● Given request
Write out every one of the entries below verbatim, reproducing each line unchanged.

Layout region entries
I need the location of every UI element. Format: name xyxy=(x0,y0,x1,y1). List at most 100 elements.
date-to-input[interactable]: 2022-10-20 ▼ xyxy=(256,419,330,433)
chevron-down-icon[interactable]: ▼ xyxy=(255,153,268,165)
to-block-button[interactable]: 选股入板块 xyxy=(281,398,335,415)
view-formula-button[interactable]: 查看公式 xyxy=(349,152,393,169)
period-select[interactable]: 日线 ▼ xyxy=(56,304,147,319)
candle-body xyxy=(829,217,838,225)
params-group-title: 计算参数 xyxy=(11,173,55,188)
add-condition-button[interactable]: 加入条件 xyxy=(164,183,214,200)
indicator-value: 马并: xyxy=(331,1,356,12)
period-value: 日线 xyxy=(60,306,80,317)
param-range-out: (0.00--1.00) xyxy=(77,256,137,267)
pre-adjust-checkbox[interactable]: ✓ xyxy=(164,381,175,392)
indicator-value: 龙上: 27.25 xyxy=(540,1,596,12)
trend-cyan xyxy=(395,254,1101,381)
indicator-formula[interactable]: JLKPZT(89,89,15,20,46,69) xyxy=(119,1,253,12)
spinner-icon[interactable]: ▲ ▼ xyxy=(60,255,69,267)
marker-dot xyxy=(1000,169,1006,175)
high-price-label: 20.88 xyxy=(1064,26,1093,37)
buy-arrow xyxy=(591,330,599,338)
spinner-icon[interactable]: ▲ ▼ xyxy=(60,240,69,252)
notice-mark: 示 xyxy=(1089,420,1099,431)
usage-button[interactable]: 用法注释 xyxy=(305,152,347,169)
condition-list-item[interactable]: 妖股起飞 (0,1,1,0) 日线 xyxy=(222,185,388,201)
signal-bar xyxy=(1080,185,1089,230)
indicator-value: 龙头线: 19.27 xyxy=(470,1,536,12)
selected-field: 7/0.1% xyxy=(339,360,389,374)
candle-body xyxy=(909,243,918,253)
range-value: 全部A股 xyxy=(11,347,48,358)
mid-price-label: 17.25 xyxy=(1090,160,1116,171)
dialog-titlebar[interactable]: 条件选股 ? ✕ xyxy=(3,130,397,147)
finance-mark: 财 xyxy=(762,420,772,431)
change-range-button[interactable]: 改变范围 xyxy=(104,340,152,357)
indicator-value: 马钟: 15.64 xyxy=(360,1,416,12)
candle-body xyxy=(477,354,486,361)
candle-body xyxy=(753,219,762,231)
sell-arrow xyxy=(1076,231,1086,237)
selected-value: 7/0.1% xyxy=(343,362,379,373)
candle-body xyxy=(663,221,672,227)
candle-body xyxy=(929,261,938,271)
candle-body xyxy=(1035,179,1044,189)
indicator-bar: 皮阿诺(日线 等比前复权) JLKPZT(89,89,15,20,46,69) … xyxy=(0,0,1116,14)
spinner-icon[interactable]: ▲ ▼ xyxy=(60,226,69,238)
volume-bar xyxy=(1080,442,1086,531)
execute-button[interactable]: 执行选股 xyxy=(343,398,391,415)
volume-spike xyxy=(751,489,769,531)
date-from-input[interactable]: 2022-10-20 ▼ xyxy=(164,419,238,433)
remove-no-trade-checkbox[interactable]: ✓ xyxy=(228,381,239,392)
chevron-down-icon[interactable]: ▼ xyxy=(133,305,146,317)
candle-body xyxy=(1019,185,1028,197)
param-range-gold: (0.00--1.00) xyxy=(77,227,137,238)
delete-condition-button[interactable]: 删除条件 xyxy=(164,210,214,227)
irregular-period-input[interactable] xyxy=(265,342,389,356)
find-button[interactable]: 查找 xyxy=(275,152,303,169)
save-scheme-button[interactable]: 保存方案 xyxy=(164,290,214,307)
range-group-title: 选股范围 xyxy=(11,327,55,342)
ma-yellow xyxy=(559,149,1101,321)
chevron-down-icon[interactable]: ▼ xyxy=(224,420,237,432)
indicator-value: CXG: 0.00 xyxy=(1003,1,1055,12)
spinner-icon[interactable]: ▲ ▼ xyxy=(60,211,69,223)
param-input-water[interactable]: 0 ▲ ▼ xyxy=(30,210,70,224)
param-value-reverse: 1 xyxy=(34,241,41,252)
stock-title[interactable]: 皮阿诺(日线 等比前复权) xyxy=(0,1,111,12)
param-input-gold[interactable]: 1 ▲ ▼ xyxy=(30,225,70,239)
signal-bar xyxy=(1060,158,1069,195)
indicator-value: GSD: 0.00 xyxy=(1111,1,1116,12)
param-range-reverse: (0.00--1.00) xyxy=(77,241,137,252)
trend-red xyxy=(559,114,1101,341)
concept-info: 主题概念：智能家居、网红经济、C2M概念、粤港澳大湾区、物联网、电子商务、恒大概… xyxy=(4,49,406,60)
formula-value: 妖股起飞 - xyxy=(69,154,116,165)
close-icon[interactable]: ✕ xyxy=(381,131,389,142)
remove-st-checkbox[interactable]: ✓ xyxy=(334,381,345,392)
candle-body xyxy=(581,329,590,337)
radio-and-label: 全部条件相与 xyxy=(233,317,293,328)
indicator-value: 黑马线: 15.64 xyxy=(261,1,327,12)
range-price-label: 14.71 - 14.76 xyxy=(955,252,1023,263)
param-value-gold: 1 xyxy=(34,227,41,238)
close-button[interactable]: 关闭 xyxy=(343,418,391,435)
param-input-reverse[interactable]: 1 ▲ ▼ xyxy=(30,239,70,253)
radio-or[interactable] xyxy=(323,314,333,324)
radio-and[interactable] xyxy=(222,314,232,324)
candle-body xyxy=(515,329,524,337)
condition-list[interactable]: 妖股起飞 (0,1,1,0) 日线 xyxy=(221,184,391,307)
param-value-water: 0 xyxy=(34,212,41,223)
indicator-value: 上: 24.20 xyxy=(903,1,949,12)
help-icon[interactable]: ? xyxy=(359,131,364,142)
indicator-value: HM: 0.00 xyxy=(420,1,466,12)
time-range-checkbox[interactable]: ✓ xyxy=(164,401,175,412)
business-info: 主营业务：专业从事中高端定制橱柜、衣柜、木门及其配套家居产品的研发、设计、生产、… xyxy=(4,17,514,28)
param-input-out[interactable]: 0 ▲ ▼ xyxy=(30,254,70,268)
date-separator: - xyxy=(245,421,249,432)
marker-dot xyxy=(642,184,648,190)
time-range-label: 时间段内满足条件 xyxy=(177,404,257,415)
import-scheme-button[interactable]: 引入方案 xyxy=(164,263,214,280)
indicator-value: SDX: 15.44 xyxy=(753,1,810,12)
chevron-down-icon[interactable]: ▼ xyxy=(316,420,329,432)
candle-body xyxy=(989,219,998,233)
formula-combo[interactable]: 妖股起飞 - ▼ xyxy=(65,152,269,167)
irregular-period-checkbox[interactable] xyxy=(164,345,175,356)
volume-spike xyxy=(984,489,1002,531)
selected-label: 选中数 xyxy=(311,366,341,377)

● Right answer
I need the location of every UI element. Format: name xyxy=(x0,y0,x1,y1). List at most 100 elements.
date-to-input[interactable]: 2022-10-20 ▼ xyxy=(256,419,330,433)
chevron-down-icon[interactable]: ▼ xyxy=(255,153,268,165)
to-block-button[interactable]: 选股入板块 xyxy=(281,398,335,415)
view-formula-button[interactable]: 查看公式 xyxy=(349,152,393,169)
period-select[interactable]: 日线 ▼ xyxy=(56,304,147,319)
candle-body xyxy=(829,217,838,225)
params-group-title: 计算参数 xyxy=(11,173,55,188)
add-condition-button[interactable]: 加入条件 xyxy=(164,183,214,200)
indicator-value: 马并: xyxy=(331,1,356,12)
period-value: 日线 xyxy=(60,306,80,317)
param-range-out: (0.00--1.00) xyxy=(77,256,137,267)
pre-adjust-checkbox[interactable]: ✓ xyxy=(164,381,175,392)
indicator-value: 龙上: 27.25 xyxy=(540,1,596,12)
trend-cyan xyxy=(395,254,1101,381)
indicator-formula[interactable]: JLKPZT(89,89,15,20,46,69) xyxy=(119,1,253,12)
spinner-icon[interactable]: ▲ ▼ xyxy=(60,255,69,267)
marker-dot xyxy=(1000,169,1006,175)
high-price-label: 20.88 xyxy=(1064,26,1093,37)
buy-arrow xyxy=(591,330,599,338)
spinner-icon[interactable]: ▲ ▼ xyxy=(60,240,69,252)
notice-mark: 示 xyxy=(1089,420,1099,431)
usage-button[interactable]: 用法注释 xyxy=(305,152,347,169)
condition-list-item[interactable]: 妖股起飞 (0,1,1,0) 日线 xyxy=(222,185,388,201)
signal-bar xyxy=(1080,185,1089,230)
indicator-value: 龙头线: 19.27 xyxy=(470,1,536,12)
selected-field: 7/0.1% xyxy=(339,360,389,374)
candle-body xyxy=(909,243,918,253)
range-value: 全部A股 xyxy=(11,347,48,358)
mid-price-label: 17.25 xyxy=(1090,160,1116,171)
dialog-titlebar[interactable]: 条件选股 ? ✕ xyxy=(3,130,397,147)
finance-mark: 财 xyxy=(762,420,772,431)
change-range-button[interactable]: 改变范围 xyxy=(104,340,152,357)
indicator-value: 马钟: 15.64 xyxy=(360,1,416,12)
candle-body xyxy=(477,354,486,361)
candle-body xyxy=(753,219,762,231)
sell-arrow xyxy=(1076,231,1086,237)
selected-value: 7/0.1% xyxy=(343,362,379,373)
candle-body xyxy=(663,221,672,227)
candle-body xyxy=(929,261,938,271)
candle-body xyxy=(1035,179,1044,189)
indicator-bar: 皮阿诺(日线 等比前复权) JLKPZT(89,89,15,20,46,69) … xyxy=(0,0,1116,14)
spinner-icon[interactable]: ▲ ▼ xyxy=(60,226,69,238)
volume-bar xyxy=(1080,442,1086,531)
execute-button[interactable]: 执行选股 xyxy=(343,398,391,415)
volume-spike xyxy=(751,489,769,531)
date-from-input[interactable]: 2022-10-20 ▼ xyxy=(164,419,238,433)
remove-no-trade-checkbox[interactable]: ✓ xyxy=(228,381,239,392)
chevron-down-icon[interactable]: ▼ xyxy=(133,305,146,317)
candle-body xyxy=(1019,185,1028,197)
param-range-gold: (0.00--1.00) xyxy=(77,227,137,238)
delete-condition-button[interactable]: 删除条件 xyxy=(164,210,214,227)
irregular-period-input[interactable] xyxy=(265,342,389,356)
find-button[interactable]: 查找 xyxy=(275,152,303,169)
save-scheme-button[interactable]: 保存方案 xyxy=(164,290,214,307)
range-group-title: 选股范围 xyxy=(11,327,55,342)
ma-yellow xyxy=(559,149,1101,321)
chevron-down-icon[interactable]: ▼ xyxy=(224,420,237,432)
indicator-value: CXG: 0.00 xyxy=(1003,1,1055,12)
spinner-icon[interactable]: ▲ ▼ xyxy=(60,211,69,223)
param-input-water[interactable]: 0 ▲ ▼ xyxy=(30,210,70,224)
param-value-reverse: 1 xyxy=(34,241,41,252)
stock-title[interactable]: 皮阿诺(日线 等比前复权) xyxy=(0,1,111,12)
param-input-gold[interactable]: 1 ▲ ▼ xyxy=(30,225,70,239)
signal-bar xyxy=(1060,158,1069,195)
indicator-value: GSD: 0.00 xyxy=(1111,1,1116,12)
param-range-reverse: (0.00--1.00) xyxy=(77,241,137,252)
trend-red xyxy=(559,114,1101,341)
concept-info: 主题概念：智能家居、网红经济、C2M概念、粤港澳大湾区、物联网、电子商务、恒大概… xyxy=(4,49,406,60)
formula-value: 妖股起飞 - xyxy=(69,154,116,165)
close-icon[interactable]: ✕ xyxy=(381,131,389,142)
remove-st-checkbox[interactable]: ✓ xyxy=(334,381,345,392)
candle-body xyxy=(581,329,590,337)
radio-and-label: 全部条件相与 xyxy=(233,317,293,328)
indicator-value: 黑马线: 15.64 xyxy=(261,1,327,12)
range-price-label: 14.71 - 14.76 xyxy=(955,252,1023,263)
param-value-gold: 1 xyxy=(34,227,41,238)
close-button[interactable]: 关闭 xyxy=(343,418,391,435)
param-input-reverse[interactable]: 1 ▲ ▼ xyxy=(30,239,70,253)
radio-or[interactable] xyxy=(323,314,333,324)
radio-and[interactable] xyxy=(222,314,232,324)
candle-body xyxy=(515,329,524,337)
condition-list[interactable]: 妖股起飞 (0,1,1,0) 日线 xyxy=(221,184,391,307)
param-value-water: 0 xyxy=(34,212,41,223)
indicator-value: 上: 24.20 xyxy=(903,1,949,12)
help-icon[interactable]: ? xyxy=(359,131,364,142)
indicator-value: HM: 0.00 xyxy=(420,1,466,12)
time-range-checkbox[interactable]: ✓ xyxy=(164,401,175,412)
business-info: 主营业务：专业从事中高端定制橱柜、衣柜、木门及其配套家居产品的研发、设计、生产、… xyxy=(4,17,514,28)
param-input-out[interactable]: 0 ▲ ▼ xyxy=(30,254,70,268)
date-separator: - xyxy=(245,421,249,432)
marker-dot xyxy=(642,184,648,190)
time-range-label: 时间段内满足条件 xyxy=(177,404,257,415)
import-scheme-button[interactable]: 引入方案 xyxy=(164,263,214,280)
indicator-value: SDX: 15.44 xyxy=(753,1,810,12)
chevron-down-icon[interactable]: ▼ xyxy=(316,420,329,432)
candle-body xyxy=(989,219,998,233)
formula-combo[interactable]: 妖股起飞 - ▼ xyxy=(65,152,269,167)
irregular-period-checkbox[interactable] xyxy=(164,345,175,356)
volume-spike xyxy=(984,489,1002,531)
selected-label: 选中数 xyxy=(311,366,341,377)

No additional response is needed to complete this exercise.